> _Prompt_
Among the lines below, count those that include "כללית", and state the count alone.

> _Data_
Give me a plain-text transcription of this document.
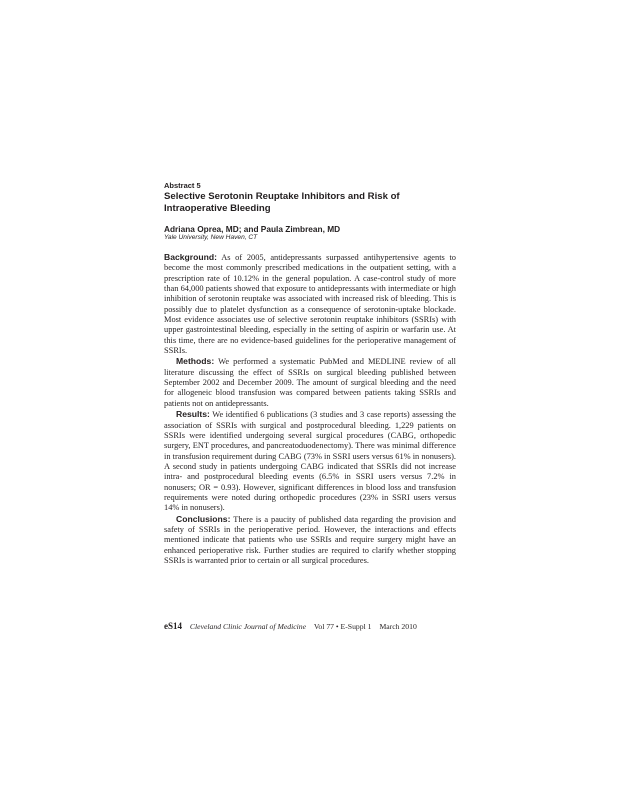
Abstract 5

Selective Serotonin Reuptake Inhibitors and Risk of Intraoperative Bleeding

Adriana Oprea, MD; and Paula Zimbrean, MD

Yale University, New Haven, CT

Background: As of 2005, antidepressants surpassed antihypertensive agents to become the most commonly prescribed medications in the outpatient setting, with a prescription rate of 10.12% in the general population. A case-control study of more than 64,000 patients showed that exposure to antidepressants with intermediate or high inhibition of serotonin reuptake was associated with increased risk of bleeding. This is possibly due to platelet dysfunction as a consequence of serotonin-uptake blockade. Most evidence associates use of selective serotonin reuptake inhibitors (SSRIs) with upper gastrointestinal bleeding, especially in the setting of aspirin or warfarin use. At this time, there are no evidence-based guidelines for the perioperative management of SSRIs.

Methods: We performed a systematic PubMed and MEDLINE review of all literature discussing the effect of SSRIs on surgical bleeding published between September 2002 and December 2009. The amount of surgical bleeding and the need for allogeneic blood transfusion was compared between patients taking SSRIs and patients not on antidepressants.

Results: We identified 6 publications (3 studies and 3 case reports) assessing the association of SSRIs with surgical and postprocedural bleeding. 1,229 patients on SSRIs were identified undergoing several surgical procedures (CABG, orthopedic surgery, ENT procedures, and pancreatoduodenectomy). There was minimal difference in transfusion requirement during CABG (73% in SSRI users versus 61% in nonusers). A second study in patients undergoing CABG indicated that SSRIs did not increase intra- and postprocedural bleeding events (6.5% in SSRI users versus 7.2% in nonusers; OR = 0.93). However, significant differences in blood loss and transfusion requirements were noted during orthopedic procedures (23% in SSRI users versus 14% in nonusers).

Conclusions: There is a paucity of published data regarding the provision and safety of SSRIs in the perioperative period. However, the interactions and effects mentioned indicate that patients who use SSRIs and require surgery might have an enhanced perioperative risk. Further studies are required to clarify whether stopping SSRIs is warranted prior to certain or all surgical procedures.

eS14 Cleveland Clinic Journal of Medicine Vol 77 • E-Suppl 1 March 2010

==

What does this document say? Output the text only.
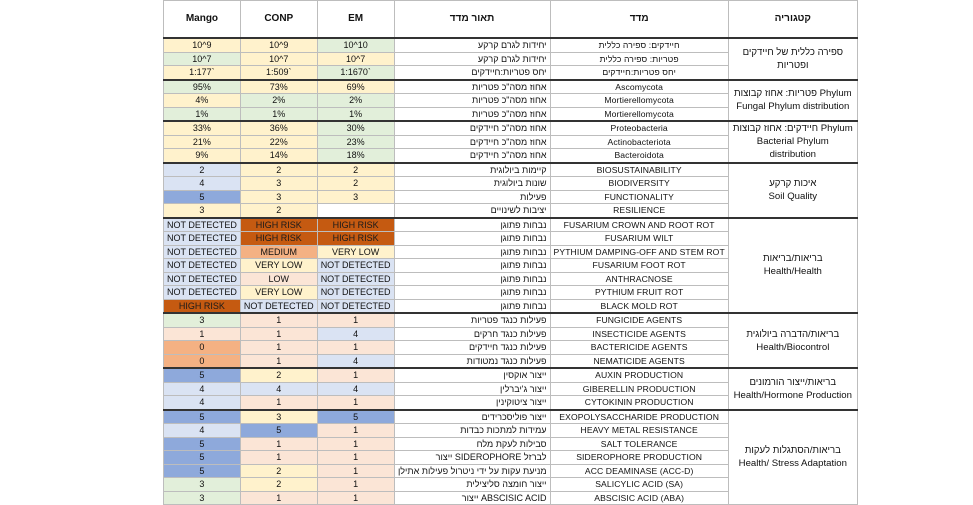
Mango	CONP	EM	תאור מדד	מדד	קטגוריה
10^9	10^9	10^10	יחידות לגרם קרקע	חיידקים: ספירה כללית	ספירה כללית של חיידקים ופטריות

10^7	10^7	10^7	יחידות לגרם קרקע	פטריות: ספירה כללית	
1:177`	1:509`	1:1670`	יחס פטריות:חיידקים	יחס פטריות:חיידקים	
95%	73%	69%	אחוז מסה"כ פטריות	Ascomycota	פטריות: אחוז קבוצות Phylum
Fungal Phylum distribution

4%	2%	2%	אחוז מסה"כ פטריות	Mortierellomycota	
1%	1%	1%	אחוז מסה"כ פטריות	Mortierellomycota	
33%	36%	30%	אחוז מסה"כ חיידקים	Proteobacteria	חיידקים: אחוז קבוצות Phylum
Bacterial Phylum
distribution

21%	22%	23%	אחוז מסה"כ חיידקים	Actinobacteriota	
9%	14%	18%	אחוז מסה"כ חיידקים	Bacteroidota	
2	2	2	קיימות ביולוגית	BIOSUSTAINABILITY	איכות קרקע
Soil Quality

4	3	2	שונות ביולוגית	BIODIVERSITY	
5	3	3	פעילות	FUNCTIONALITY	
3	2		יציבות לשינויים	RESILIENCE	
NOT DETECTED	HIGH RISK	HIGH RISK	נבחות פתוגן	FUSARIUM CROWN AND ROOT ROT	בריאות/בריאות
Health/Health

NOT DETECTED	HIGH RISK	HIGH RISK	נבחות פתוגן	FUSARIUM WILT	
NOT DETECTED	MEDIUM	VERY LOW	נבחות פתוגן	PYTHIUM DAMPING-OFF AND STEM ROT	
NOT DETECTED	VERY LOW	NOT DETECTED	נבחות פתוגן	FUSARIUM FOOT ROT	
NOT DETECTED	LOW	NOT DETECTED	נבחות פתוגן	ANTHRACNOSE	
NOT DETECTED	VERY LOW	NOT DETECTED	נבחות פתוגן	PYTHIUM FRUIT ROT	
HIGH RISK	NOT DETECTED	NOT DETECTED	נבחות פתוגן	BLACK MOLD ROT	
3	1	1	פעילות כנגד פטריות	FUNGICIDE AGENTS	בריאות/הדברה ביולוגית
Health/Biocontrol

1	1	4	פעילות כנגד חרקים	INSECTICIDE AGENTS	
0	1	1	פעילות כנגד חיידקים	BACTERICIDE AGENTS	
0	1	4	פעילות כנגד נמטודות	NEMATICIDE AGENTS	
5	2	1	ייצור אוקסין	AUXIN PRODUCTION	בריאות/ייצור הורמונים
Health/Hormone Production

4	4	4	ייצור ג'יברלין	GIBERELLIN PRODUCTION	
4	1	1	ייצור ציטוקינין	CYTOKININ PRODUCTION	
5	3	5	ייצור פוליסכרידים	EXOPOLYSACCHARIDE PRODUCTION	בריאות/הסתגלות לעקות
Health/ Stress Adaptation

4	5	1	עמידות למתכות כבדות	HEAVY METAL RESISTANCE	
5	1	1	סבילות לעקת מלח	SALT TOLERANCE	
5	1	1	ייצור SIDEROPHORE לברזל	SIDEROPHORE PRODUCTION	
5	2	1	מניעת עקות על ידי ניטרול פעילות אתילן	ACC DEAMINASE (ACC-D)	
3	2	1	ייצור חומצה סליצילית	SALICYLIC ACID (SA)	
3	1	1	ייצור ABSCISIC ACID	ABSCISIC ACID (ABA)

> _Task output_
2